Aim of the task => Reproduce the data below in full and exclude every picture.

Records to use =>
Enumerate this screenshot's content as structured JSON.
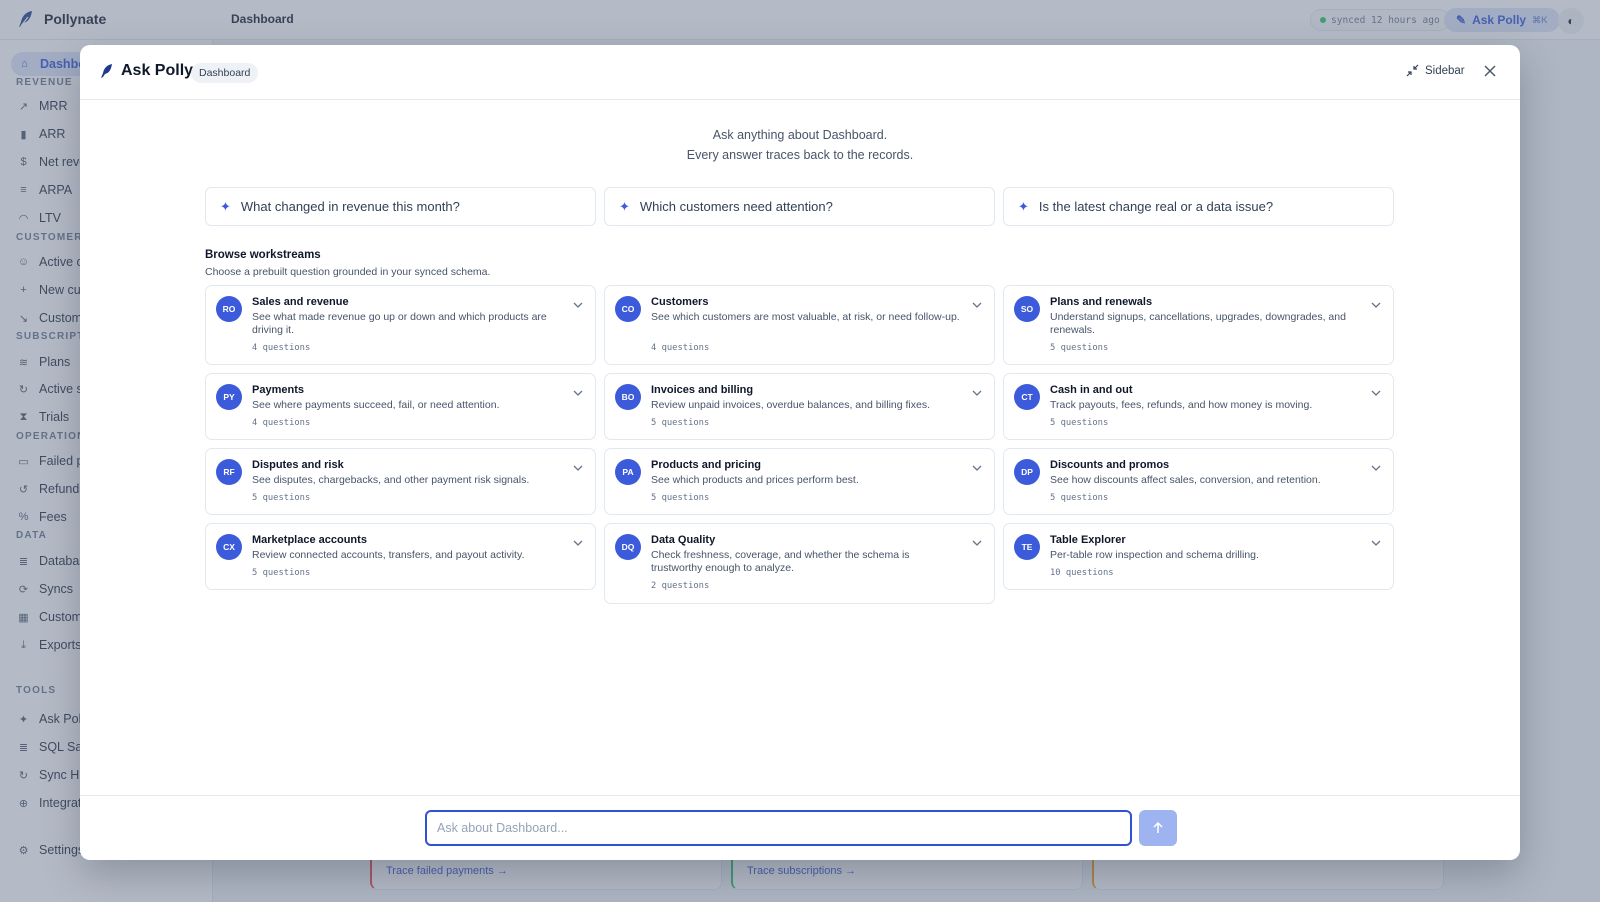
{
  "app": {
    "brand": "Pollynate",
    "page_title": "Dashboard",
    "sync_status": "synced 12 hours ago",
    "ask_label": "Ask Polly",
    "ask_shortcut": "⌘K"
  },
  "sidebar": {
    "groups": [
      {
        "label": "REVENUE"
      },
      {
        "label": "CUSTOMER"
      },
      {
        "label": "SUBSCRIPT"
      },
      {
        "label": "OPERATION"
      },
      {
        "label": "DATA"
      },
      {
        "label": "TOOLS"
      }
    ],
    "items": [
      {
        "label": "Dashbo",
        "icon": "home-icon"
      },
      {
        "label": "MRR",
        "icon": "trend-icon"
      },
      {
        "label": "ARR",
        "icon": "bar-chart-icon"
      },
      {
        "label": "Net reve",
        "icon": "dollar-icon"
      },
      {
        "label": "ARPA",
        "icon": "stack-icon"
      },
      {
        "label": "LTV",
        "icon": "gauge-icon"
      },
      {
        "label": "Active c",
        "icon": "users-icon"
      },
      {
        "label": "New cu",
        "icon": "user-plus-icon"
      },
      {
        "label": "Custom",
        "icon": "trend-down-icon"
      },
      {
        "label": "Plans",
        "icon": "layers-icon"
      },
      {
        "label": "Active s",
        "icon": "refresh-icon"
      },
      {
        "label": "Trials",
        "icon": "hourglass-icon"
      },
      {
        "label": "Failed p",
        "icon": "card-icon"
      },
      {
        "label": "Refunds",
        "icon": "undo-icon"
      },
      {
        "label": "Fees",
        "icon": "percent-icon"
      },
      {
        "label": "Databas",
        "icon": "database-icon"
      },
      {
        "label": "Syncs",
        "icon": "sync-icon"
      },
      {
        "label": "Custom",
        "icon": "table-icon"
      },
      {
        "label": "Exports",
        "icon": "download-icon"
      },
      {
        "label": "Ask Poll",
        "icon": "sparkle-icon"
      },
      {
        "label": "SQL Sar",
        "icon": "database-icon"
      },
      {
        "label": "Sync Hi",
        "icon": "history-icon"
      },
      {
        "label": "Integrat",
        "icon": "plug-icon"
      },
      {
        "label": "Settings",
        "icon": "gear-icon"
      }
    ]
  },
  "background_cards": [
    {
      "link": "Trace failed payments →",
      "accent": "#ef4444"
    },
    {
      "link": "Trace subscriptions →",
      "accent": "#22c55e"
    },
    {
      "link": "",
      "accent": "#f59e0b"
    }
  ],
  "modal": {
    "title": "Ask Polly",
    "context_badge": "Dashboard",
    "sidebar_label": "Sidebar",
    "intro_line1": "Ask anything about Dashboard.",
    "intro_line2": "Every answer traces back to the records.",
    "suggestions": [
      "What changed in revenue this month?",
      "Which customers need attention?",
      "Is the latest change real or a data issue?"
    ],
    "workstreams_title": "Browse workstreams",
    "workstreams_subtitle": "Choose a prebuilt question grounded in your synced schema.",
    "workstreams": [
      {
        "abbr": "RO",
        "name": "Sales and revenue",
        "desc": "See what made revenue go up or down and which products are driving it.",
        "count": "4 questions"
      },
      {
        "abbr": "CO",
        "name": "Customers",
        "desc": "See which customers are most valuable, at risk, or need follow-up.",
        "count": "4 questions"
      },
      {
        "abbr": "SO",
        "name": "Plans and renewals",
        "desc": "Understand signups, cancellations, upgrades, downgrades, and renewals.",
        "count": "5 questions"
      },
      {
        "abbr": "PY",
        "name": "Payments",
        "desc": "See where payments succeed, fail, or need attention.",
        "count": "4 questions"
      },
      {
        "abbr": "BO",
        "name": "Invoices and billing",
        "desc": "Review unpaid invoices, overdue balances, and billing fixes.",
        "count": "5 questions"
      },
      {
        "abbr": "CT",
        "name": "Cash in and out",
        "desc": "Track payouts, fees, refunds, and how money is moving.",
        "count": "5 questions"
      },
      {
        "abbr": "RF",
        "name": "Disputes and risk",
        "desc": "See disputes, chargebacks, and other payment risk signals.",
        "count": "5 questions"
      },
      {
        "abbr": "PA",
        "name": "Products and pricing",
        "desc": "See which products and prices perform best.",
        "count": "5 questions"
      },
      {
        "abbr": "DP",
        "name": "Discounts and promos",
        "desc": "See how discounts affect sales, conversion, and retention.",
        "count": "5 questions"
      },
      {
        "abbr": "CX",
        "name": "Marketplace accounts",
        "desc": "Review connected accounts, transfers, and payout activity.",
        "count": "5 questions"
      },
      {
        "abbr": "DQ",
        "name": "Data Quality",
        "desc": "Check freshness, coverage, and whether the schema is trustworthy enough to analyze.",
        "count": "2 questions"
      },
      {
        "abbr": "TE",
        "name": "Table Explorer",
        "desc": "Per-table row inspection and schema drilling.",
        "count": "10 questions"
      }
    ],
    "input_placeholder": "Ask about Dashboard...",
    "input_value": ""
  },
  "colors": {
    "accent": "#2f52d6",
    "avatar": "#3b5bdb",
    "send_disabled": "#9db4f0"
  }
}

Solution to this exercise =>
Enumerate this screenshot's content as structured JSON.
{
  "app": {
    "brand": "Pollynate",
    "page_title": "Dashboard",
    "sync_status": "synced 12 hours ago",
    "ask_label": "Ask Polly",
    "ask_shortcut": "⌘K"
  },
  "sidebar": {
    "groups": [
      {
        "label": "REVENUE"
      },
      {
        "label": "CUSTOMER"
      },
      {
        "label": "SUBSCRIPT"
      },
      {
        "label": "OPERATION"
      },
      {
        "label": "DATA"
      },
      {
        "label": "TOOLS"
      }
    ],
    "items": [
      {
        "label": "Dashbo",
        "icon": "home-icon"
      },
      {
        "label": "MRR",
        "icon": "trend-icon"
      },
      {
        "label": "ARR",
        "icon": "bar-chart-icon"
      },
      {
        "label": "Net reve",
        "icon": "dollar-icon"
      },
      {
        "label": "ARPA",
        "icon": "stack-icon"
      },
      {
        "label": "LTV",
        "icon": "gauge-icon"
      },
      {
        "label": "Active c",
        "icon": "users-icon"
      },
      {
        "label": "New cu",
        "icon": "user-plus-icon"
      },
      {
        "label": "Custom",
        "icon": "trend-down-icon"
      },
      {
        "label": "Plans",
        "icon": "layers-icon"
      },
      {
        "label": "Active s",
        "icon": "refresh-icon"
      },
      {
        "label": "Trials",
        "icon": "hourglass-icon"
      },
      {
        "label": "Failed p",
        "icon": "card-icon"
      },
      {
        "label": "Refunds",
        "icon": "undo-icon"
      },
      {
        "label": "Fees",
        "icon": "percent-icon"
      },
      {
        "label": "Databas",
        "icon": "database-icon"
      },
      {
        "label": "Syncs",
        "icon": "sync-icon"
      },
      {
        "label": "Custom",
        "icon": "table-icon"
      },
      {
        "label": "Exports",
        "icon": "download-icon"
      },
      {
        "label": "Ask Poll",
        "icon": "sparkle-icon"
      },
      {
        "label": "SQL Sar",
        "icon": "database-icon"
      },
      {
        "label": "Sync Hi",
        "icon": "history-icon"
      },
      {
        "label": "Integrat",
        "icon": "plug-icon"
      },
      {
        "label": "Settings",
        "icon": "gear-icon"
      }
    ]
  },
  "background_cards": [
    {
      "link": "Trace failed payments →",
      "accent": "#ef4444"
    },
    {
      "link": "Trace subscriptions →",
      "accent": "#22c55e"
    },
    {
      "link": "",
      "accent": "#f59e0b"
    }
  ],
  "modal": {
    "title": "Ask Polly",
    "context_badge": "Dashboard",
    "sidebar_label": "Sidebar",
    "intro_line1": "Ask anything about Dashboard.",
    "intro_line2": "Every answer traces back to the records.",
    "suggestions": [
      "What changed in revenue this month?",
      "Which customers need attention?",
      "Is the latest change real or a data issue?"
    ],
    "workstreams_title": "Browse workstreams",
    "workstreams_subtitle": "Choose a prebuilt question grounded in your synced schema.",
    "workstreams": [
      {
        "abbr": "RO",
        "name": "Sales and revenue",
        "desc": "See what made revenue go up or down and which products are driving it.",
        "count": "4 questions"
      },
      {
        "abbr": "CO",
        "name": "Customers",
        "desc": "See which customers are most valuable, at risk, or need follow-up.",
        "count": "4 questions"
      },
      {
        "abbr": "SO",
        "name": "Plans and renewals",
        "desc": "Understand signups, cancellations, upgrades, downgrades, and renewals.",
        "count": "5 questions"
      },
      {
        "abbr": "PY",
        "name": "Payments",
        "desc": "See where payments succeed, fail, or need attention.",
        "count": "4 questions"
      },
      {
        "abbr": "BO",
        "name": "Invoices and billing",
        "desc": "Review unpaid invoices, overdue balances, and billing fixes.",
        "count": "5 questions"
      },
      {
        "abbr": "CT",
        "name": "Cash in and out",
        "desc": "Track payouts, fees, refunds, and how money is moving.",
        "count": "5 questions"
      },
      {
        "abbr": "RF",
        "name": "Disputes and risk",
        "desc": "See disputes, chargebacks, and other payment risk signals.",
        "count": "5 questions"
      },
      {
        "abbr": "PA",
        "name": "Products and pricing",
        "desc": "See which products and prices perform best.",
        "count": "5 questions"
      },
      {
        "abbr": "DP",
        "name": "Discounts and promos",
        "desc": "See how discounts affect sales, conversion, and retention.",
        "count": "5 questions"
      },
      {
        "abbr": "CX",
        "name": "Marketplace accounts",
        "desc": "Review connected accounts, transfers, and payout activity.",
        "count": "5 questions"
      },
      {
        "abbr": "DQ",
        "name": "Data Quality",
        "desc": "Check freshness, coverage, and whether the schema is trustworthy enough to analyze.",
        "count": "2 questions"
      },
      {
        "abbr": "TE",
        "name": "Table Explorer",
        "desc": "Per-table row inspection and schema drilling.",
        "count": "10 questions"
      }
    ],
    "input_placeholder": "Ask about Dashboard...",
    "input_value": ""
  },
  "colors": {
    "accent": "#2f52d6",
    "avatar": "#3b5bdb",
    "send_disabled": "#9db4f0"
  }
}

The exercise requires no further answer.